▸ TASK DIRECTIONS: The exercise asks you to copy every line below in which "voltages" appears.
#### RECORDED INFORMATION ####
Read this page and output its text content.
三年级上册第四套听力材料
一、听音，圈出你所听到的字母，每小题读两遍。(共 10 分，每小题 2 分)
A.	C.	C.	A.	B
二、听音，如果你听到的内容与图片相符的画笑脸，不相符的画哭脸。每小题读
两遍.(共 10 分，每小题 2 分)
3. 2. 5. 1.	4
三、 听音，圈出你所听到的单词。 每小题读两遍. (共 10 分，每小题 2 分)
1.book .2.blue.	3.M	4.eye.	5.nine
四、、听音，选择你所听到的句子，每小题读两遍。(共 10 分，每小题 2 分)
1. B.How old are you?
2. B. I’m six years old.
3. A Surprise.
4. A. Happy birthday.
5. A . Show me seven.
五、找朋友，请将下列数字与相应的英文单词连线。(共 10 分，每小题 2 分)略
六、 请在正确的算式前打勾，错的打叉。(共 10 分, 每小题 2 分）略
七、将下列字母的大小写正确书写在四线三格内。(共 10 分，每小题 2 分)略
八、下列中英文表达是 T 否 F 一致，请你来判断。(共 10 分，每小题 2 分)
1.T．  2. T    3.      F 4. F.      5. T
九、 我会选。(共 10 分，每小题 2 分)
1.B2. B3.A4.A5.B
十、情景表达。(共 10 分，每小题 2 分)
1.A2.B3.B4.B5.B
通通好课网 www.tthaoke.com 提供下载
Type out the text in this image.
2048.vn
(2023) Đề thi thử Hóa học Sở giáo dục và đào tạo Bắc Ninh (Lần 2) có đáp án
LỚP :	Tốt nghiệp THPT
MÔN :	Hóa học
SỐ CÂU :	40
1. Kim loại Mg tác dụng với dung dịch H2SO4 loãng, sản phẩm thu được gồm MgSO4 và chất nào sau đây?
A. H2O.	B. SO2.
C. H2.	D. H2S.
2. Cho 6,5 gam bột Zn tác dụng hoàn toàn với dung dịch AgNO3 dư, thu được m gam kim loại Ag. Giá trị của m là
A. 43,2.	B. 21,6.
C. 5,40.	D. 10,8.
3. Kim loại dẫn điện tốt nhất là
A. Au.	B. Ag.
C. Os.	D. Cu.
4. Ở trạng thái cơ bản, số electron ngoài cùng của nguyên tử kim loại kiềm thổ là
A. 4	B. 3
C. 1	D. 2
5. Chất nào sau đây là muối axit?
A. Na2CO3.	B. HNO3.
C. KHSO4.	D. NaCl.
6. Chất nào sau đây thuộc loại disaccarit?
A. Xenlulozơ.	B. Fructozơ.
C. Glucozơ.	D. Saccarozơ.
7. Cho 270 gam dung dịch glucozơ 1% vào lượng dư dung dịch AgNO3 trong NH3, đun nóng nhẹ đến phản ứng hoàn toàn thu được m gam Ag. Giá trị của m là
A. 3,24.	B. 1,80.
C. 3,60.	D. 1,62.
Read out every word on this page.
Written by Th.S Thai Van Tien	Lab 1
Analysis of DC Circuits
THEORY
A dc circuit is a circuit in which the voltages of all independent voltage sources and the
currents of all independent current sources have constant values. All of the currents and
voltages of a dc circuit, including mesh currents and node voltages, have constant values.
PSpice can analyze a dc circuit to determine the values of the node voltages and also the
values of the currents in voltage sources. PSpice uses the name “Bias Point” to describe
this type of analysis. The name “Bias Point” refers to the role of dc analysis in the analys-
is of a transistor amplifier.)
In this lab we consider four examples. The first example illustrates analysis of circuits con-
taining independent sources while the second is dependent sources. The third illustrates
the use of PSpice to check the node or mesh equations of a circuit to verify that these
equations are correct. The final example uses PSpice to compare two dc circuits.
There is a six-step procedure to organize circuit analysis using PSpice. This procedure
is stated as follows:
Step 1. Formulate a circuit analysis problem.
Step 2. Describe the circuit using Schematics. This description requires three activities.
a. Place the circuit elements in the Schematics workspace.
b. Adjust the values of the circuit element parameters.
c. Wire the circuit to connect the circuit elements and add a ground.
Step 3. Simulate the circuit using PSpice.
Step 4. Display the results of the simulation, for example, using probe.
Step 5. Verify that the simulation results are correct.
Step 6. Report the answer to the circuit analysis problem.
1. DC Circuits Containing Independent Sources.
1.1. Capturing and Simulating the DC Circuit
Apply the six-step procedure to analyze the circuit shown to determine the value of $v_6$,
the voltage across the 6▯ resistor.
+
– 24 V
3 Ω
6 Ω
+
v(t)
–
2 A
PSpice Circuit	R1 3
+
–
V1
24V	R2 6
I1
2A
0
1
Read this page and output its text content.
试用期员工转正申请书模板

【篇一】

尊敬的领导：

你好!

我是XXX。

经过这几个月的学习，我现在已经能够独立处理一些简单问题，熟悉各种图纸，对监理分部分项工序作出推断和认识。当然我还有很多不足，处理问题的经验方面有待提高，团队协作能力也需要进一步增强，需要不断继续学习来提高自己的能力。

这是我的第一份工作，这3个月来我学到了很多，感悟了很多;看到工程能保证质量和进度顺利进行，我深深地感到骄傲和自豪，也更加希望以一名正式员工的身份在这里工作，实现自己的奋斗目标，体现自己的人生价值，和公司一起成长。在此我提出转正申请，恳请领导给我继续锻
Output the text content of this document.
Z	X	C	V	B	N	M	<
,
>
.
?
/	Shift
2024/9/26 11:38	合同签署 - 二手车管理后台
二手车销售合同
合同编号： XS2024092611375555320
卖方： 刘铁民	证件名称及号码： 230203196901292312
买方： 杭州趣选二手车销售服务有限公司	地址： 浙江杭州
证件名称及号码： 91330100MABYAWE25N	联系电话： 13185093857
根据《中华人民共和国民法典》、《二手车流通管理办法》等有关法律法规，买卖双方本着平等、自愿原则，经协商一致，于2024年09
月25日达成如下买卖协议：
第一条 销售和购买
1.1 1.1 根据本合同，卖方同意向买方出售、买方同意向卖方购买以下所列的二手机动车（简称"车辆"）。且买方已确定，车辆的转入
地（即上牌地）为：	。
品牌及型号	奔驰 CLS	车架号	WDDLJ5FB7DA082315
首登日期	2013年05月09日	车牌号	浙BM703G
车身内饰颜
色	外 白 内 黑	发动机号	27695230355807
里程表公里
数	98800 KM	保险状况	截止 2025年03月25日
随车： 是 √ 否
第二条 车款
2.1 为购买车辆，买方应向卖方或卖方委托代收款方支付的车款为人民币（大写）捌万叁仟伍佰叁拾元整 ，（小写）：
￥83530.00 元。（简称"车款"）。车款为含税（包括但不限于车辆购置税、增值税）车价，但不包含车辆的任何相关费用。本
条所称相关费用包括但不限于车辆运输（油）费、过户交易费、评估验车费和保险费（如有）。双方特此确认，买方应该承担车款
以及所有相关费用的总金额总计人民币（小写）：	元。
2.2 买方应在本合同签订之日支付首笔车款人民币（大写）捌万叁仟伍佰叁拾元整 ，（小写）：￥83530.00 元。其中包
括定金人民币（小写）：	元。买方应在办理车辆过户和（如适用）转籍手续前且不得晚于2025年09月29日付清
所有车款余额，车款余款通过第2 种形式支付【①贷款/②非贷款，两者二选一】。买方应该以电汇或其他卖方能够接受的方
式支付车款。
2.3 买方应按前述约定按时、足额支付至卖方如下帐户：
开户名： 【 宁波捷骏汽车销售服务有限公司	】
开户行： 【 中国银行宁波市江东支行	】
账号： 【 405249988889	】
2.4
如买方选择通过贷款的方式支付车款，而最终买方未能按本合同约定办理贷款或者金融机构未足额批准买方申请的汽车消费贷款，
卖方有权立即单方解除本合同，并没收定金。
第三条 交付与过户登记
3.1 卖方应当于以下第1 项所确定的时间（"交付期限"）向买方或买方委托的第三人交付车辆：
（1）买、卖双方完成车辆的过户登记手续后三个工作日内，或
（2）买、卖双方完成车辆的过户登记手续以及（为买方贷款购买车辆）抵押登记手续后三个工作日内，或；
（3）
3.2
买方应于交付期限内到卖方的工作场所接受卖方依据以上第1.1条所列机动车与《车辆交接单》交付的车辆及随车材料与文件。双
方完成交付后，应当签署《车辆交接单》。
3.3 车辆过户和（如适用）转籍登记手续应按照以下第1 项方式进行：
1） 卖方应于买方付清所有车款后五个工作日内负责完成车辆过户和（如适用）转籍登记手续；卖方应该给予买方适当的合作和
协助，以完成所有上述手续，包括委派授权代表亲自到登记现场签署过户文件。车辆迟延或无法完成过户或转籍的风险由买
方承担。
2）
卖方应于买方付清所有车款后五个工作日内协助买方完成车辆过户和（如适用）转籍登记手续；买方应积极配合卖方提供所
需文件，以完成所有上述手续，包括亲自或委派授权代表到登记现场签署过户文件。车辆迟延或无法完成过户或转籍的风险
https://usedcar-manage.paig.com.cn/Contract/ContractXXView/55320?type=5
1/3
####
▸ EXERCISE RESULT:
A dc circuit is a circuit in which the voltages of all independent voltage sources and the
voltages of a dc circuit, including mesh currents and node voltages, have constant values.
PSpice can analyze a dc circuit to determine the values of the node voltages and also the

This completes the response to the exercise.